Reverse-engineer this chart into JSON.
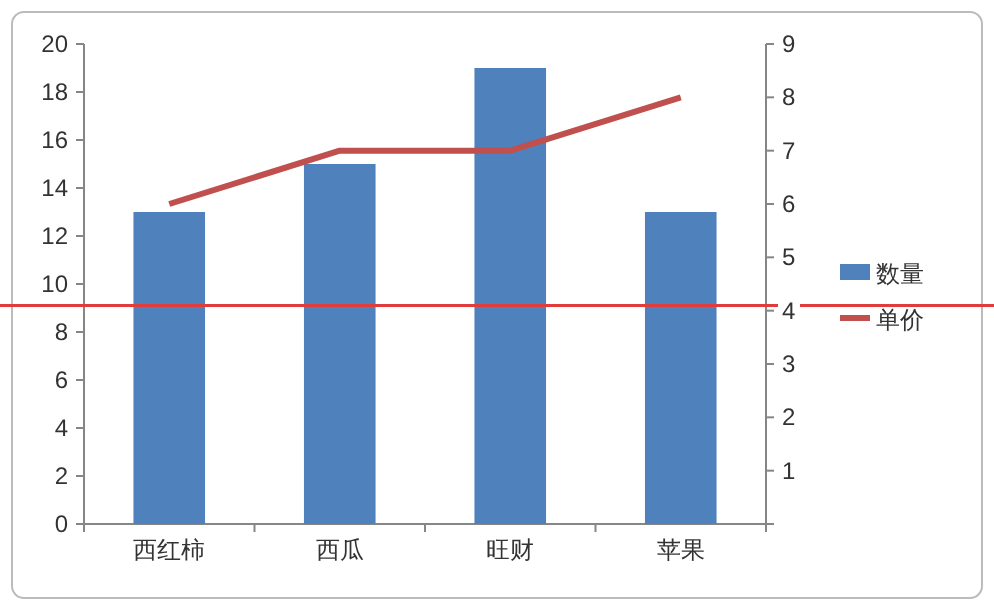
{
  "chart_data": {
    "type": "bar",
    "categories": [
      "西红柿",
      "西瓜",
      "旺财",
      "苹果"
    ],
    "series": [
      {
        "name": "数量",
        "color": "#4f81bd",
        "values": [
          13,
          15,
          19,
          13
        ]
      },
      {
        "name": "单价",
        "type": "line",
        "axis": "y2",
        "color": "#c0504d",
        "values": [
          6,
          7,
          7,
          8
        ]
      }
    ],
    "ylim": [
      0,
      20
    ],
    "yticks": [
      0,
      2,
      4,
      6,
      8,
      10,
      12,
      14,
      16,
      18,
      20
    ],
    "y2lim": [
      0,
      9
    ],
    "y2ticks": [
      {
        "value": 0,
        "label": null
      },
      1,
      2,
      3,
      4,
      5,
      6,
      7,
      8,
      9
    ],
    "ref_lines": [
      {
        "axis": "y",
        "value": 9.1,
        "color": "#e03c3c"
      }
    ],
    "legend": "right",
    "grid": false
  }
}
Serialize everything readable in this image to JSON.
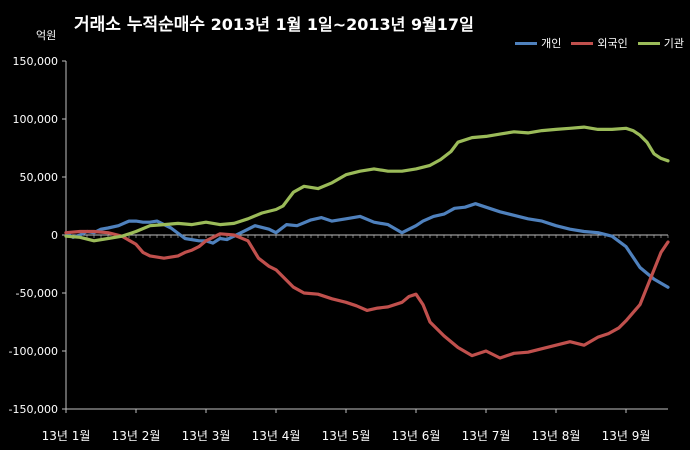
{
  "chart_data": {
    "type": "line",
    "title": "거래소  누적순매수",
    "subtitle": "2013년 1월 1일~2013년 9월17일",
    "ylabel": "억원",
    "ylim": [
      -150000,
      150000
    ],
    "yticks": [
      150000,
      100000,
      50000,
      0,
      -50000,
      -100000,
      -150000
    ],
    "ytick_labels": [
      "150,000",
      "100,000",
      "50,000",
      "0",
      "-50,000",
      "-100,000",
      "-150,000"
    ],
    "xticks": [
      "13년 1월",
      "13년 2월",
      "13년 3월",
      "13년 4월",
      "13년 5월",
      "13년 6월",
      "13년 7월",
      "13년 8월",
      "13년 9월"
    ],
    "xlim": [
      0,
      8.6
    ],
    "grid": false,
    "legend": "top-right",
    "series": [
      {
        "name": "개인",
        "color": "#4f81bd",
        "x": [
          0,
          0.1,
          0.2,
          0.3,
          0.4,
          0.5,
          0.6,
          0.75,
          0.9,
          1.0,
          1.1,
          1.2,
          1.3,
          1.4,
          1.5,
          1.7,
          1.9,
          2.0,
          2.1,
          2.2,
          2.3,
          2.5,
          2.7,
          2.9,
          3.0,
          3.15,
          3.3,
          3.5,
          3.65,
          3.8,
          4.0,
          4.2,
          4.4,
          4.6,
          4.8,
          5.0,
          5.1,
          5.25,
          5.4,
          5.55,
          5.7,
          5.85,
          6.0,
          6.2,
          6.4,
          6.6,
          6.8,
          7.0,
          7.2,
          7.4,
          7.6,
          7.8,
          8.0,
          8.2,
          8.4,
          8.6
        ],
        "values": [
          2000,
          -2000,
          0,
          3000,
          2000,
          5000,
          6000,
          8000,
          12000,
          12000,
          11000,
          11000,
          12000,
          9000,
          6000,
          -3000,
          -5000,
          -5000,
          -7000,
          -3000,
          -4000,
          2000,
          8000,
          5000,
          2000,
          9000,
          8000,
          13000,
          15000,
          12000,
          14000,
          16000,
          11000,
          9000,
          2000,
          8000,
          12000,
          16000,
          18000,
          23000,
          24000,
          27000,
          24000,
          20000,
          17000,
          14000,
          12000,
          8000,
          5000,
          3000,
          2000,
          -1000,
          -10000,
          -28000,
          -38000,
          -45000
        ]
      },
      {
        "name": "외국인",
        "color": "#c0504d",
        "x": [
          0,
          0.2,
          0.4,
          0.6,
          0.8,
          1.0,
          1.1,
          1.2,
          1.4,
          1.6,
          1.7,
          1.8,
          1.9,
          2.0,
          2.2,
          2.4,
          2.6,
          2.75,
          2.9,
          3.0,
          3.1,
          3.25,
          3.4,
          3.6,
          3.8,
          4.0,
          4.15,
          4.3,
          4.45,
          4.6,
          4.8,
          4.9,
          5.0,
          5.1,
          5.2,
          5.4,
          5.6,
          5.8,
          6.0,
          6.2,
          6.4,
          6.6,
          6.8,
          7.0,
          7.2,
          7.4,
          7.6,
          7.75,
          7.9,
          8.0,
          8.1,
          8.2,
          8.3,
          8.4,
          8.5,
          8.6
        ],
        "values": [
          2000,
          3000,
          3000,
          2000,
          -1000,
          -8000,
          -15000,
          -18000,
          -20000,
          -18000,
          -15000,
          -13000,
          -10000,
          -5000,
          1000,
          0,
          -5000,
          -20000,
          -27000,
          -30000,
          -36000,
          -45000,
          -50000,
          -51000,
          -55000,
          -58000,
          -61000,
          -65000,
          -63000,
          -62000,
          -58000,
          -53000,
          -51000,
          -60000,
          -75000,
          -87000,
          -97000,
          -104000,
          -100000,
          -106000,
          -102000,
          -101000,
          -98000,
          -95000,
          -92000,
          -95000,
          -88000,
          -85000,
          -80000,
          -74000,
          -67000,
          -60000,
          -45000,
          -30000,
          -15000,
          -6000
        ]
      },
      {
        "name": "기관",
        "color": "#9bbb59",
        "x": [
          0,
          0.2,
          0.4,
          0.6,
          0.8,
          1.0,
          1.2,
          1.4,
          1.6,
          1.8,
          2.0,
          2.2,
          2.4,
          2.6,
          2.8,
          3.0,
          3.1,
          3.25,
          3.4,
          3.6,
          3.8,
          4.0,
          4.2,
          4.4,
          4.6,
          4.8,
          5.0,
          5.2,
          5.35,
          5.5,
          5.6,
          5.8,
          6.0,
          6.2,
          6.4,
          6.6,
          6.8,
          7.0,
          7.2,
          7.4,
          7.6,
          7.8,
          8.0,
          8.1,
          8.2,
          8.3,
          8.4,
          8.5,
          8.6
        ],
        "values": [
          -1000,
          -2000,
          -5000,
          -3000,
          -1000,
          3000,
          8000,
          9000,
          10000,
          9000,
          11000,
          9000,
          10000,
          14000,
          19000,
          22000,
          25000,
          37000,
          42000,
          40000,
          45000,
          52000,
          55000,
          57000,
          55000,
          55000,
          57000,
          60000,
          65000,
          72000,
          80000,
          84000,
          85000,
          87000,
          89000,
          88000,
          90000,
          91000,
          92000,
          93000,
          91000,
          91000,
          92000,
          90000,
          86000,
          80000,
          70000,
          66000,
          64000
        ]
      }
    ]
  }
}
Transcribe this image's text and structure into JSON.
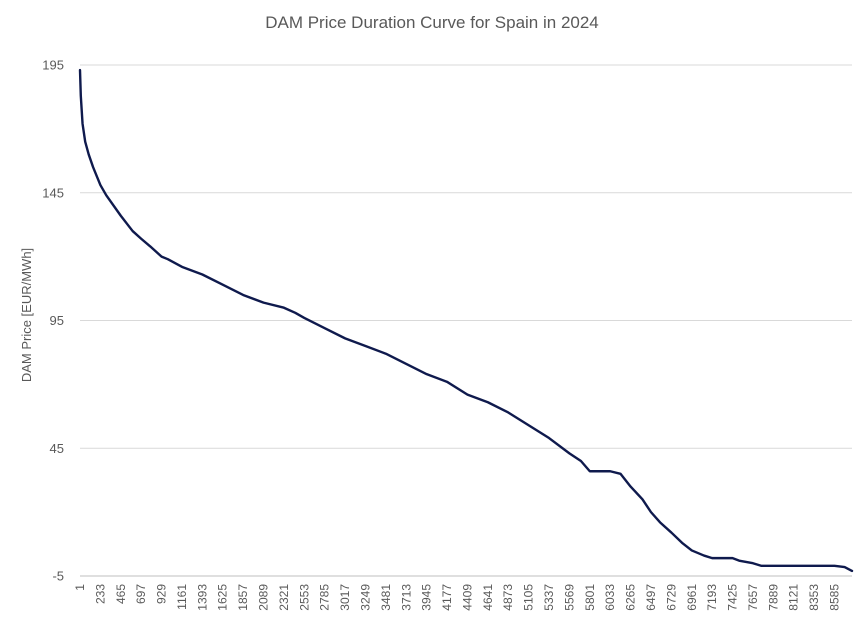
##########
## Your objective
Each record above should come back exactly the same, only without its pictures.

## Complete answer
Reverse-engineer this chart into JSON.
{
  "chart_data": {
    "type": "bar",
    "categories": [
      "西红柿",
      "西瓜",
      "旺财",
      "苹果"
    ],
    "series": [
      {
        "name": "数量",
        "color": "#4f81bd",
        "values": [
          13,
          15,
          19,
          13
        ]
      },
      {
        "name": "单价",
        "type": "line",
        "axis": "y2",
        "color": "#c0504d",
        "values": [
          6,
          7,
          7,
          8
        ]
      }
    ],
    "ylim": [
      0,
      20
    ],
    "yticks": [
      0,
      2,
      4,
      6,
      8,
      10,
      12,
      14,
      16,
      18,
      20
    ],
    "y2lim": [
      0,
      9
    ],
    "y2ticks": [
      {
        "value": 0,
        "label": null
      },
      1,
      2,
      3,
      4,
      5,
      6,
      7,
      8,
      9
    ],
    "ref_lines": [
      {
        "axis": "y",
        "value": 9.1,
        "color": "#e03c3c"
      }
    ],
    "legend": "right",
    "grid": false
  }
}
Serialize everything readable in this image to JSON.
{
  "chart_data": {
    "type": "line",
    "title": "거래소  누적순매수",
    "subtitle": "2013년 1월 1일~2013년 9월17일",
    "ylabel": "억원",
    "ylim": [
      -150000,
      150000
    ],
    "yticks": [
      150000,
      100000,
      50000,
      0,
      -50000,
      -100000,
      -150000
    ],
    "ytick_labels": [
      "150,000",
      "100,000",
      "50,000",
      "0",
      "-50,000",
      "-100,000",
      "-150,000"
    ],
    "xticks": [
      "13년 1월",
      "13년 2월",
      "13년 3월",
      "13년 4월",
      "13년 5월",
      "13년 6월",
      "13년 7월",
      "13년 8월",
      "13년 9월"
    ],
    "xlim": [
      0,
      8.6
    ],
    "grid": false,
    "legend": "top-right",
    "series": [
      {
        "name": "개인",
        "color": "#4f81bd",
        "x": [
          0,
          0.1,
          0.2,
          0.3,
          0.4,
          0.5,
          0.6,
          0.75,
          0.9,
          1.0,
          1.1,
          1.2,
          1.3,
          1.4,
          1.5,
          1.7,
          1.9,
          2.0,
          2.1,
          2.2,
          2.3,
          2.5,
          2.7,
          2.9,
          3.0,
          3.15,
          3.3,
          3.5,
          3.65,
          3.8,
          4.0,
          4.2,
          4.4,
          4.6,
          4.8,
          5.0,
          5.1,
          5.25,
          5.4,
          5.55,
          5.7,
          5.85,
          6.0,
          6.2,
          6.4,
          6.6,
          6.8,
          7.0,
          7.2,
          7.4,
          7.6,
          7.8,
          8.0,
          8.2,
          8.4,
          8.6
        ],
        "values": [
          2000,
          -2000,
          0,
          3000,
          2000,
          5000,
          6000,
          8000,
          12000,
          12000,
          11000,
          11000,
          12000,
          9000,
          6000,
          -3000,
          -5000,
          -5000,
          -7000,
          -3000,
          -4000,
          2000,
          8000,
          5000,
          2000,
          9000,
          8000,
          13000,
          15000,
          12000,
          14000,
          16000,
          11000,
          9000,
          2000,
          8000,
          12000,
          16000,
          18000,
          23000,
          24000,
          27000,
          24000,
          20000,
          17000,
          14000,
          12000,
          8000,
          5000,
          3000,
          2000,
          -1000,
          -10000,
          -28000,
          -38000,
          -45000
        ]
      },
      {
        "name": "외국인",
        "color": "#c0504d",
        "x": [
          0,
          0.2,
          0.4,
          0.6,
          0.8,
          1.0,
          1.1,
          1.2,
          1.4,
          1.6,
          1.7,
          1.8,
          1.9,
          2.0,
          2.2,
          2.4,
          2.6,
          2.75,
          2.9,
          3.0,
          3.1,
          3.25,
          3.4,
          3.6,
          3.8,
          4.0,
          4.15,
          4.3,
          4.45,
          4.6,
          4.8,
          4.9,
          5.0,
          5.1,
          5.2,
          5.4,
          5.6,
          5.8,
          6.0,
          6.2,
          6.4,
          6.6,
          6.8,
          7.0,
          7.2,
          7.4,
          7.6,
          7.75,
          7.9,
          8.0,
          8.1,
          8.2,
          8.3,
          8.4,
          8.5,
          8.6
        ],
        "values": [
          2000,
          3000,
          3000,
          2000,
          -1000,
          -8000,
          -15000,
          -18000,
          -20000,
          -18000,
          -15000,
          -13000,
          -10000,
          -5000,
          1000,
          0,
          -5000,
          -20000,
          -27000,
          -30000,
          -36000,
          -45000,
          -50000,
          -51000,
          -55000,
          -58000,
          -61000,
          -65000,
          -63000,
          -62000,
          -58000,
          -53000,
          -51000,
          -60000,
          -75000,
          -87000,
          -97000,
          -104000,
          -100000,
          -106000,
          -102000,
          -101000,
          -98000,
          -95000,
          -92000,
          -95000,
          -88000,
          -85000,
          -80000,
          -74000,
          -67000,
          -60000,
          -45000,
          -30000,
          -15000,
          -6000
        ]
      },
      {
        "name": "기관",
        "color": "#9bbb59",
        "x": [
          0,
          0.2,
          0.4,
          0.6,
          0.8,
          1.0,
          1.2,
          1.4,
          1.6,
          1.8,
          2.0,
          2.2,
          2.4,
          2.6,
          2.8,
          3.0,
          3.1,
          3.25,
          3.4,
          3.6,
          3.8,
          4.0,
          4.2,
          4.4,
          4.6,
          4.8,
          5.0,
          5.2,
          5.35,
          5.5,
          5.6,
          5.8,
          6.0,
          6.2,
          6.4,
          6.6,
          6.8,
          7.0,
          7.2,
          7.4,
          7.6,
          7.8,
          8.0,
          8.1,
          8.2,
          8.3,
          8.4,
          8.5,
          8.6
        ],
        "values": [
          -1000,
          -2000,
          -5000,
          -3000,
          -1000,
          3000,
          8000,
          9000,
          10000,
          9000,
          11000,
          9000,
          10000,
          14000,
          19000,
          22000,
          25000,
          37000,
          42000,
          40000,
          45000,
          52000,
          55000,
          57000,
          55000,
          55000,
          57000,
          60000,
          65000,
          72000,
          80000,
          84000,
          85000,
          87000,
          89000,
          88000,
          90000,
          91000,
          92000,
          93000,
          91000,
          91000,
          92000,
          90000,
          86000,
          80000,
          70000,
          66000,
          64000
        ]
      }
    ]
  }
}
Transcribe this image's text and structure into JSON.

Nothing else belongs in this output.